Each record that follows should be repeated exactly, minus any images.

····················

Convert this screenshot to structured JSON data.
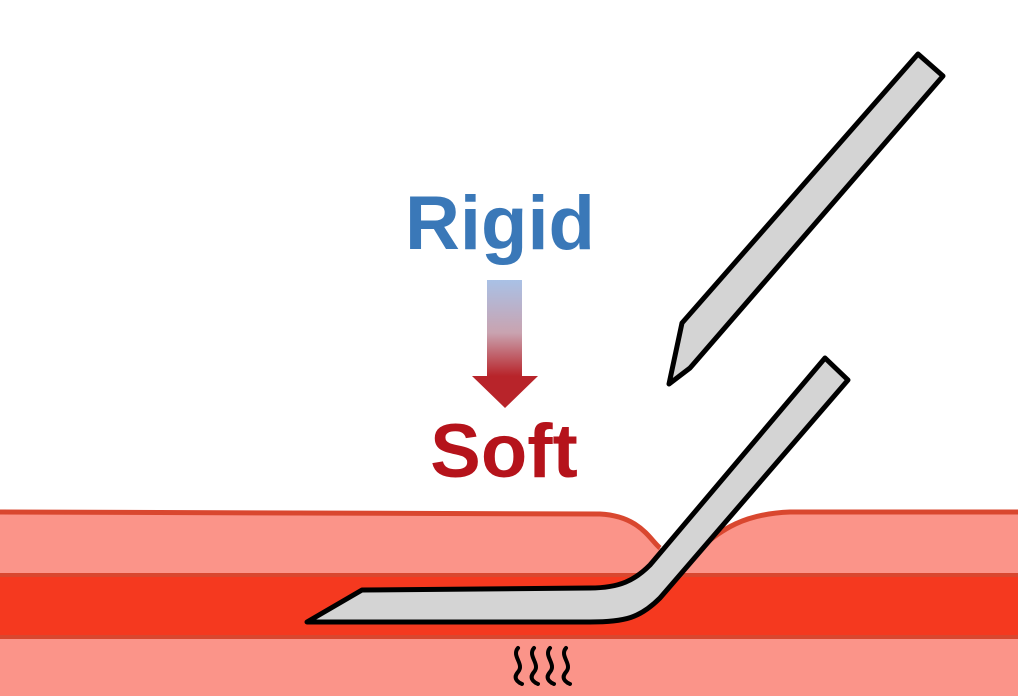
{
  "labels": {
    "rigid": "Rigid",
    "soft": "Soft"
  },
  "colors": {
    "rigid_text": "#3a78b8",
    "soft_text": "#b5131b",
    "arrow_top": "#a9c1e6",
    "arrow_bottom": "#b8242a",
    "tissue_outer": "#fb9489",
    "tissue_outline": "#d9472f",
    "vessel": "#f5391f",
    "needle_fill": "#d4d4d4",
    "needle_stroke": "#000000"
  },
  "icons": {
    "rigid_needle": "rigid-needle-icon",
    "soft_needle": "soft-needle-icon",
    "gradient_arrow": "down-arrow-icon",
    "bleeding": "wavy-lines-icon"
  }
}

····················

__EXPECTED ANSWER__.
Convert this screenshot to structured JSON data.
{
  "labels": {
    "rigid": "Rigid",
    "soft": "Soft"
  },
  "colors": {
    "rigid_text": "#3a78b8",
    "soft_text": "#b5131b",
    "arrow_top": "#a9c1e6",
    "arrow_bottom": "#b8242a",
    "tissue_outer": "#fb9489",
    "tissue_outline": "#d9472f",
    "vessel": "#f5391f",
    "needle_fill": "#d4d4d4",
    "needle_stroke": "#000000"
  },
  "icons": {
    "rigid_needle": "rigid-needle-icon",
    "soft_needle": "soft-needle-icon",
    "gradient_arrow": "down-arrow-icon",
    "bleeding": "wavy-lines-icon"
  }
}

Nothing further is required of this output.